Below are some records: retype them all exactly, but not the pictures.

▬▬▬▬▬▬

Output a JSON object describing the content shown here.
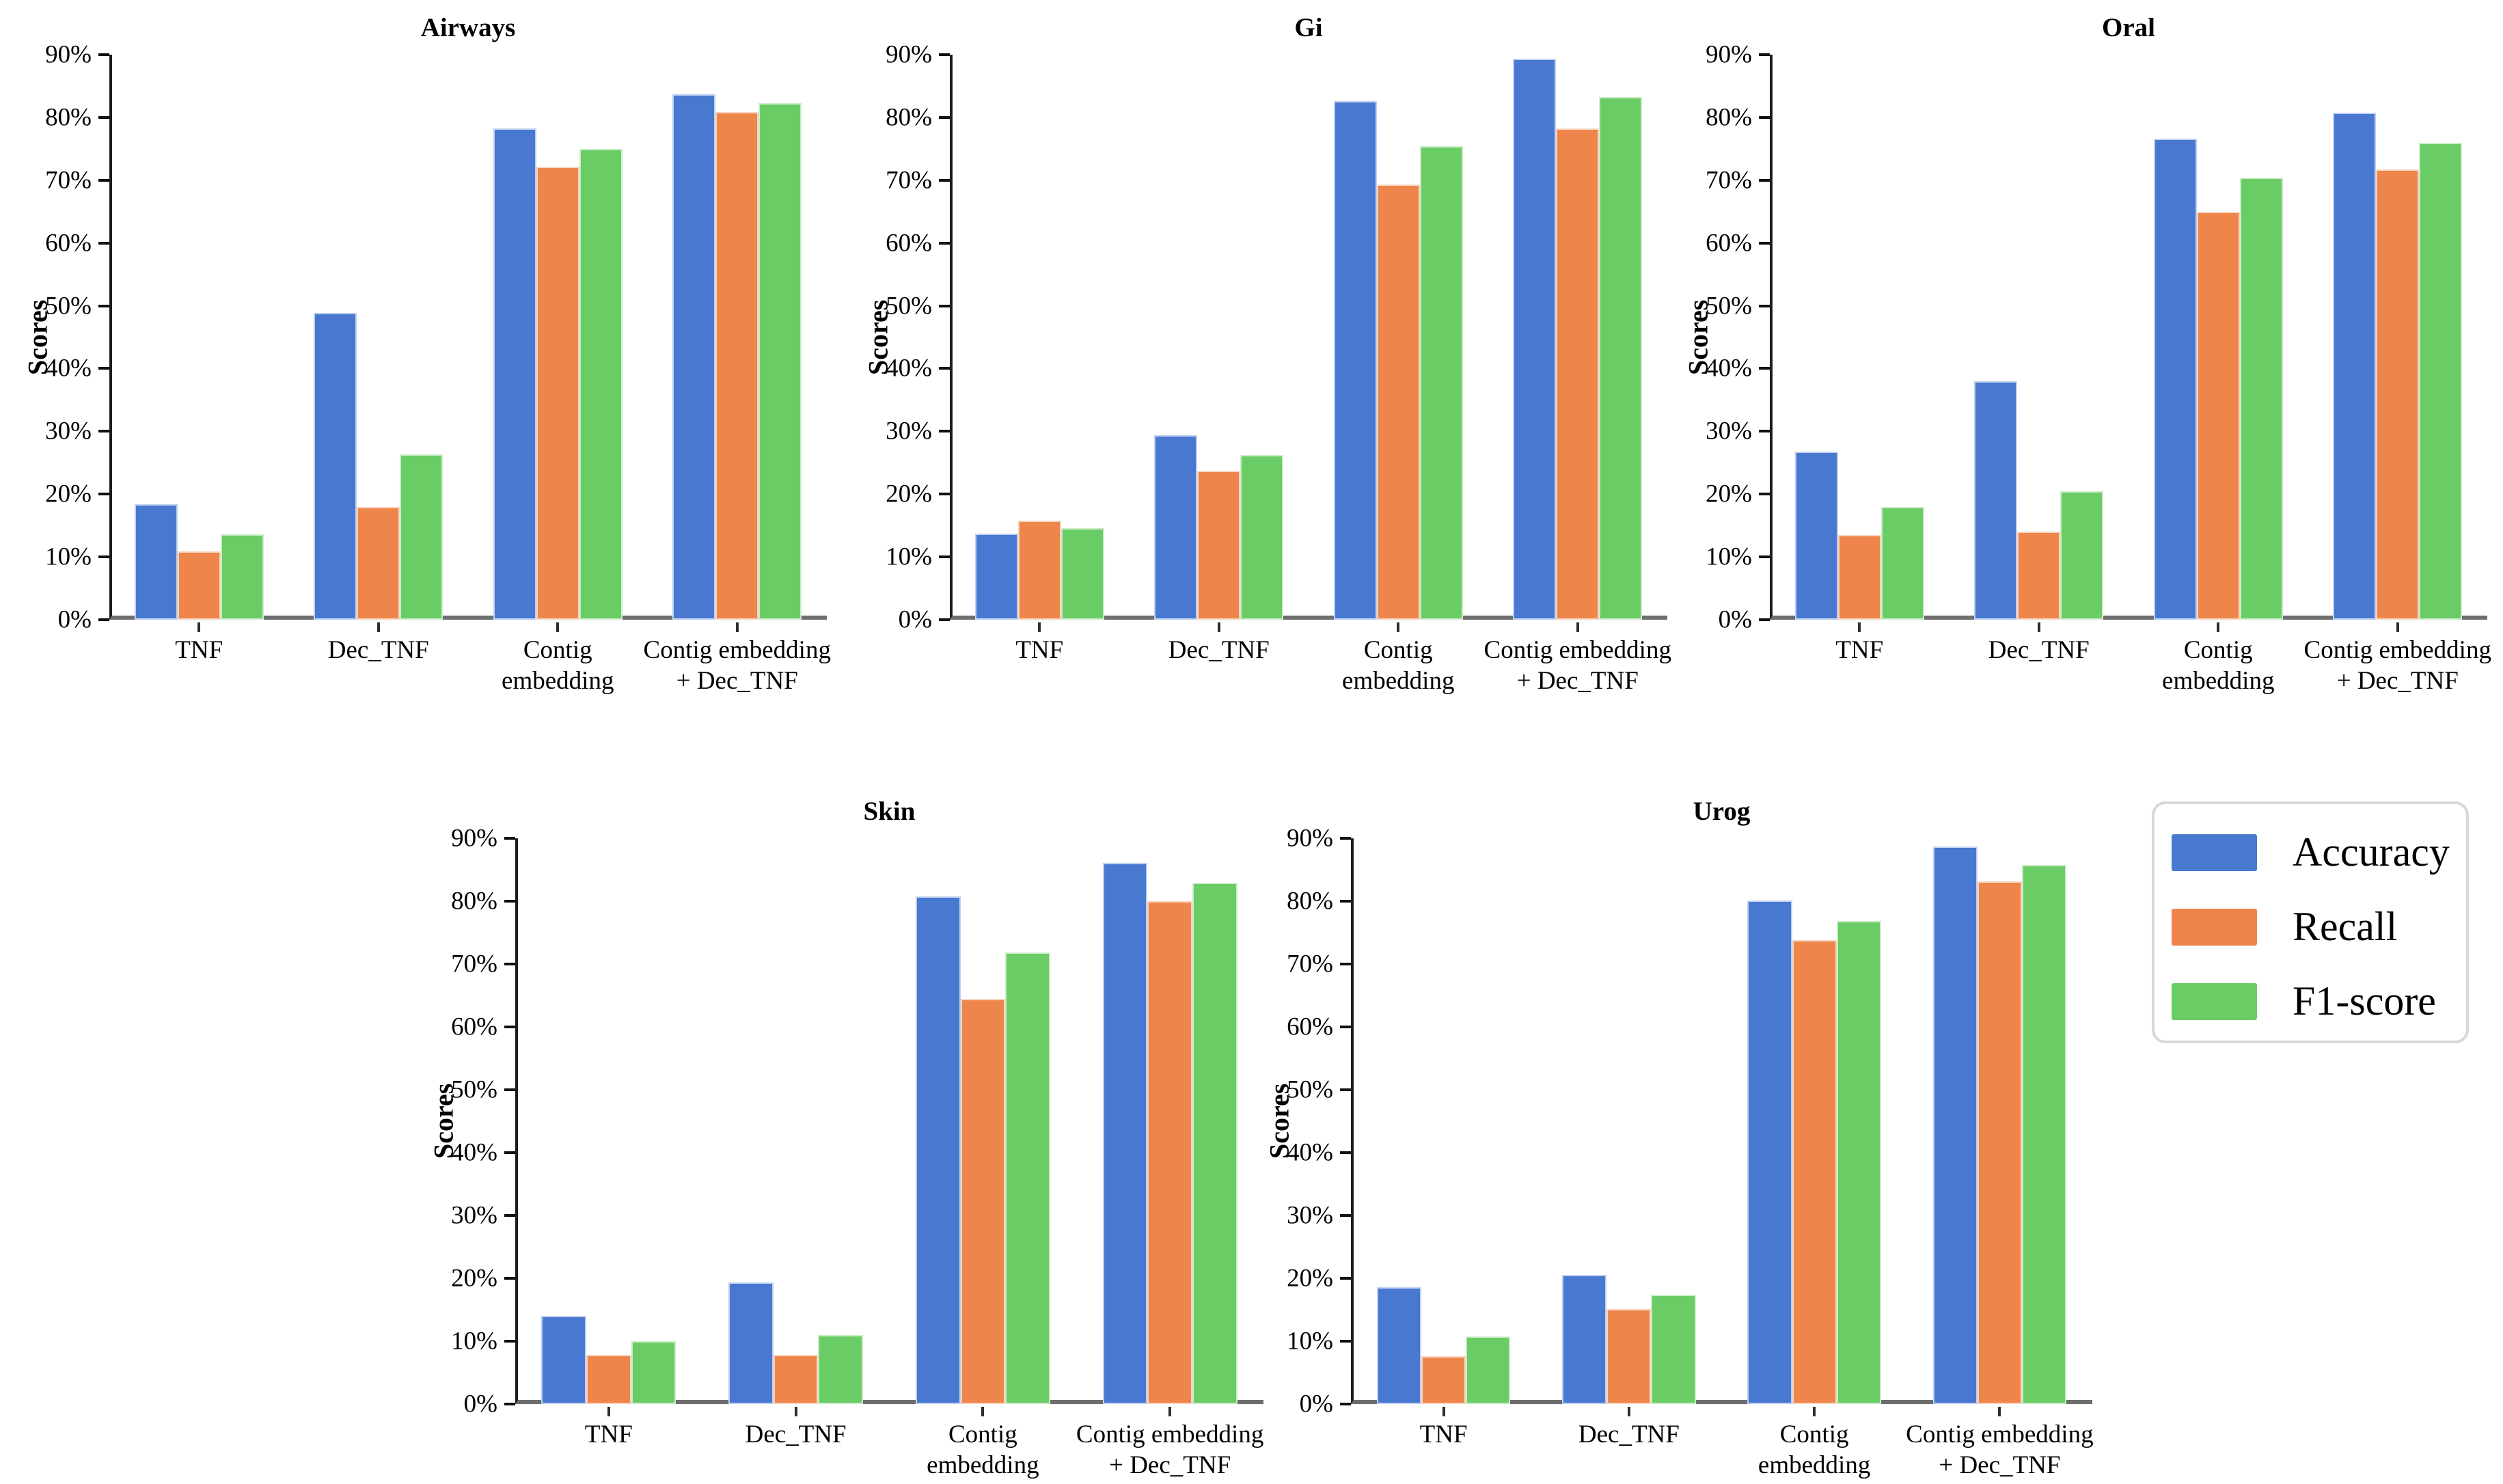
{
  "figure": {
    "background": "#ffffff",
    "description": "Classification scores (Accuracy, Recall, F1-score) for five body sites across four feature types"
  },
  "palette": {
    "accuracy": "#4878D0",
    "recall": "#EE854A",
    "f1_score": "#6ACC64",
    "y_axis_line": "#1c1c1c",
    "x_axis_line": "#6e6e6e",
    "legend_border": "#d8d8d8"
  },
  "axis": {
    "ylabel": "Scores",
    "ymax": 90,
    "ytick_step": 10,
    "yticks": [
      "0%",
      "10%",
      "20%",
      "30%",
      "40%",
      "50%",
      "60%",
      "70%",
      "80%",
      "90%"
    ]
  },
  "legend": {
    "position": "bottom-right",
    "items": [
      {
        "label": "Accuracy",
        "color": "#4878D0"
      },
      {
        "label": "Recall",
        "color": "#EE854A"
      },
      {
        "label": "F1-score",
        "color": "#6ACC64"
      }
    ]
  },
  "chart_data": [
    {
      "type": "bar",
      "title": "Airways",
      "xlabel": "",
      "ylabel": "Scores",
      "ylim": [
        0,
        90
      ],
      "grid": false,
      "categories": [
        "TNF",
        "Dec_TNF",
        "Contig embedding",
        "Contig embedding + Dec_TNF"
      ],
      "categories_lines": [
        [
          "TNF"
        ],
        [
          "Dec_TNF"
        ],
        [
          "Contig",
          "embedding"
        ],
        [
          "Contig embedding",
          "+ Dec_TNF"
        ]
      ],
      "series": [
        {
          "name": "Accuracy",
          "values": [
            18.4,
            48.9,
            78.2,
            83.7
          ]
        },
        {
          "name": "Recall",
          "values": [
            10.9,
            18.0,
            72.1,
            80.9
          ]
        },
        {
          "name": "F1-score",
          "values": [
            13.6,
            26.3,
            75.0,
            82.3
          ]
        }
      ]
    },
    {
      "type": "bar",
      "title": "Gi",
      "xlabel": "",
      "ylabel": "Scores",
      "ylim": [
        0,
        90
      ],
      "grid": false,
      "categories": [
        "TNF",
        "Dec_TNF",
        "Contig embedding",
        "Contig embedding + Dec_TNF"
      ],
      "categories_lines": [
        [
          "TNF"
        ],
        [
          "Dec_TNF"
        ],
        [
          "Contig",
          "embedding"
        ],
        [
          "Contig embedding",
          "+ Dec_TNF"
        ]
      ],
      "series": [
        {
          "name": "Accuracy",
          "values": [
            13.7,
            29.4,
            82.6,
            89.3
          ]
        },
        {
          "name": "Recall",
          "values": [
            15.8,
            23.7,
            69.3,
            78.2
          ]
        },
        {
          "name": "F1-score",
          "values": [
            14.6,
            26.2,
            75.4,
            83.3
          ]
        }
      ]
    },
    {
      "type": "bar",
      "title": "Oral",
      "xlabel": "",
      "ylabel": "Scores",
      "ylim": [
        0,
        90
      ],
      "grid": false,
      "categories": [
        "TNF",
        "Dec_TNF",
        "Contig embedding",
        "Contig embedding + Dec_TNF"
      ],
      "categories_lines": [
        [
          "TNF"
        ],
        [
          "Dec_TNF"
        ],
        [
          "Contig",
          "embedding"
        ],
        [
          "Contig embedding",
          "+ Dec_TNF"
        ]
      ],
      "series": [
        {
          "name": "Accuracy",
          "values": [
            26.8,
            38.0,
            76.6,
            80.7
          ]
        },
        {
          "name": "Recall",
          "values": [
            13.5,
            14.0,
            65.0,
            71.7
          ]
        },
        {
          "name": "F1-score",
          "values": [
            18.0,
            20.5,
            70.4,
            76.0
          ]
        }
      ]
    },
    {
      "type": "bar",
      "title": "Skin",
      "xlabel": "",
      "ylabel": "Scores",
      "ylim": [
        0,
        90
      ],
      "grid": false,
      "categories": [
        "TNF",
        "Dec_TNF",
        "Contig embedding",
        "Contig embedding + Dec_TNF"
      ],
      "categories_lines": [
        [
          "TNF"
        ],
        [
          "Dec_TNF"
        ],
        [
          "Contig",
          "embedding"
        ],
        [
          "Contig embedding",
          "+ Dec_TNF"
        ]
      ],
      "series": [
        {
          "name": "Accuracy",
          "values": [
            14.0,
            19.4,
            80.8,
            86.1
          ]
        },
        {
          "name": "Recall",
          "values": [
            7.8,
            7.8,
            64.5,
            80.0
          ]
        },
        {
          "name": "F1-score",
          "values": [
            10.0,
            11.0,
            71.8,
            82.9
          ]
        }
      ]
    },
    {
      "type": "bar",
      "title": "Urog",
      "xlabel": "",
      "ylabel": "Scores",
      "ylim": [
        0,
        90
      ],
      "grid": false,
      "categories": [
        "TNF",
        "Dec_TNF",
        "Contig embedding",
        "Contig embedding + Dec_TNF"
      ],
      "categories_lines": [
        [
          "TNF"
        ],
        [
          "Dec_TNF"
        ],
        [
          "Contig",
          "embedding"
        ],
        [
          "Contig embedding",
          "+ Dec_TNF"
        ]
      ],
      "series": [
        {
          "name": "Accuracy",
          "values": [
            18.6,
            20.5,
            80.1,
            88.7
          ]
        },
        {
          "name": "Recall",
          "values": [
            7.6,
            15.1,
            73.8,
            83.2
          ]
        },
        {
          "name": "F1-score",
          "values": [
            10.8,
            17.4,
            76.9,
            85.8
          ]
        }
      ]
    }
  ]
}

▬▬▬▬▬▬

* Task response
Output a JSON object describing the content shown here.
{
  "figure": {
    "background": "#ffffff",
    "description": "Classification scores (Accuracy, Recall, F1-score) for five body sites across four feature types"
  },
  "palette": {
    "accuracy": "#4878D0",
    "recall": "#EE854A",
    "f1_score": "#6ACC64",
    "y_axis_line": "#1c1c1c",
    "x_axis_line": "#6e6e6e",
    "legend_border": "#d8d8d8"
  },
  "axis": {
    "ylabel": "Scores",
    "ymax": 90,
    "ytick_step": 10,
    "yticks": [
      "0%",
      "10%",
      "20%",
      "30%",
      "40%",
      "50%",
      "60%",
      "70%",
      "80%",
      "90%"
    ]
  },
  "legend": {
    "position": "bottom-right",
    "items": [
      {
        "label": "Accuracy",
        "color": "#4878D0"
      },
      {
        "label": "Recall",
        "color": "#EE854A"
      },
      {
        "label": "F1-score",
        "color": "#6ACC64"
      }
    ]
  },
  "chart_data": [
    {
      "type": "bar",
      "title": "Airways",
      "xlabel": "",
      "ylabel": "Scores",
      "ylim": [
        0,
        90
      ],
      "grid": false,
      "categories": [
        "TNF",
        "Dec_TNF",
        "Contig embedding",
        "Contig embedding + Dec_TNF"
      ],
      "categories_lines": [
        [
          "TNF"
        ],
        [
          "Dec_TNF"
        ],
        [
          "Contig",
          "embedding"
        ],
        [
          "Contig embedding",
          "+ Dec_TNF"
        ]
      ],
      "series": [
        {
          "name": "Accuracy",
          "values": [
            18.4,
            48.9,
            78.2,
            83.7
          ]
        },
        {
          "name": "Recall",
          "values": [
            10.9,
            18.0,
            72.1,
            80.9
          ]
        },
        {
          "name": "F1-score",
          "values": [
            13.6,
            26.3,
            75.0,
            82.3
          ]
        }
      ]
    },
    {
      "type": "bar",
      "title": "Gi",
      "xlabel": "",
      "ylabel": "Scores",
      "ylim": [
        0,
        90
      ],
      "grid": false,
      "categories": [
        "TNF",
        "Dec_TNF",
        "Contig embedding",
        "Contig embedding + Dec_TNF"
      ],
      "categories_lines": [
        [
          "TNF"
        ],
        [
          "Dec_TNF"
        ],
        [
          "Contig",
          "embedding"
        ],
        [
          "Contig embedding",
          "+ Dec_TNF"
        ]
      ],
      "series": [
        {
          "name": "Accuracy",
          "values": [
            13.7,
            29.4,
            82.6,
            89.3
          ]
        },
        {
          "name": "Recall",
          "values": [
            15.8,
            23.7,
            69.3,
            78.2
          ]
        },
        {
          "name": "F1-score",
          "values": [
            14.6,
            26.2,
            75.4,
            83.3
          ]
        }
      ]
    },
    {
      "type": "bar",
      "title": "Oral",
      "xlabel": "",
      "ylabel": "Scores",
      "ylim": [
        0,
        90
      ],
      "grid": false,
      "categories": [
        "TNF",
        "Dec_TNF",
        "Contig embedding",
        "Contig embedding + Dec_TNF"
      ],
      "categories_lines": [
        [
          "TNF"
        ],
        [
          "Dec_TNF"
        ],
        [
          "Contig",
          "embedding"
        ],
        [
          "Contig embedding",
          "+ Dec_TNF"
        ]
      ],
      "series": [
        {
          "name": "Accuracy",
          "values": [
            26.8,
            38.0,
            76.6,
            80.7
          ]
        },
        {
          "name": "Recall",
          "values": [
            13.5,
            14.0,
            65.0,
            71.7
          ]
        },
        {
          "name": "F1-score",
          "values": [
            18.0,
            20.5,
            70.4,
            76.0
          ]
        }
      ]
    },
    {
      "type": "bar",
      "title": "Skin",
      "xlabel": "",
      "ylabel": "Scores",
      "ylim": [
        0,
        90
      ],
      "grid": false,
      "categories": [
        "TNF",
        "Dec_TNF",
        "Contig embedding",
        "Contig embedding + Dec_TNF"
      ],
      "categories_lines": [
        [
          "TNF"
        ],
        [
          "Dec_TNF"
        ],
        [
          "Contig",
          "embedding"
        ],
        [
          "Contig embedding",
          "+ Dec_TNF"
        ]
      ],
      "series": [
        {
          "name": "Accuracy",
          "values": [
            14.0,
            19.4,
            80.8,
            86.1
          ]
        },
        {
          "name": "Recall",
          "values": [
            7.8,
            7.8,
            64.5,
            80.0
          ]
        },
        {
          "name": "F1-score",
          "values": [
            10.0,
            11.0,
            71.8,
            82.9
          ]
        }
      ]
    },
    {
      "type": "bar",
      "title": "Urog",
      "xlabel": "",
      "ylabel": "Scores",
      "ylim": [
        0,
        90
      ],
      "grid": false,
      "categories": [
        "TNF",
        "Dec_TNF",
        "Contig embedding",
        "Contig embedding + Dec_TNF"
      ],
      "categories_lines": [
        [
          "TNF"
        ],
        [
          "Dec_TNF"
        ],
        [
          "Contig",
          "embedding"
        ],
        [
          "Contig embedding",
          "+ Dec_TNF"
        ]
      ],
      "series": [
        {
          "name": "Accuracy",
          "values": [
            18.6,
            20.5,
            80.1,
            88.7
          ]
        },
        {
          "name": "Recall",
          "values": [
            7.6,
            15.1,
            73.8,
            83.2
          ]
        },
        {
          "name": "F1-score",
          "values": [
            10.8,
            17.4,
            76.9,
            85.8
          ]
        }
      ]
    }
  ]
}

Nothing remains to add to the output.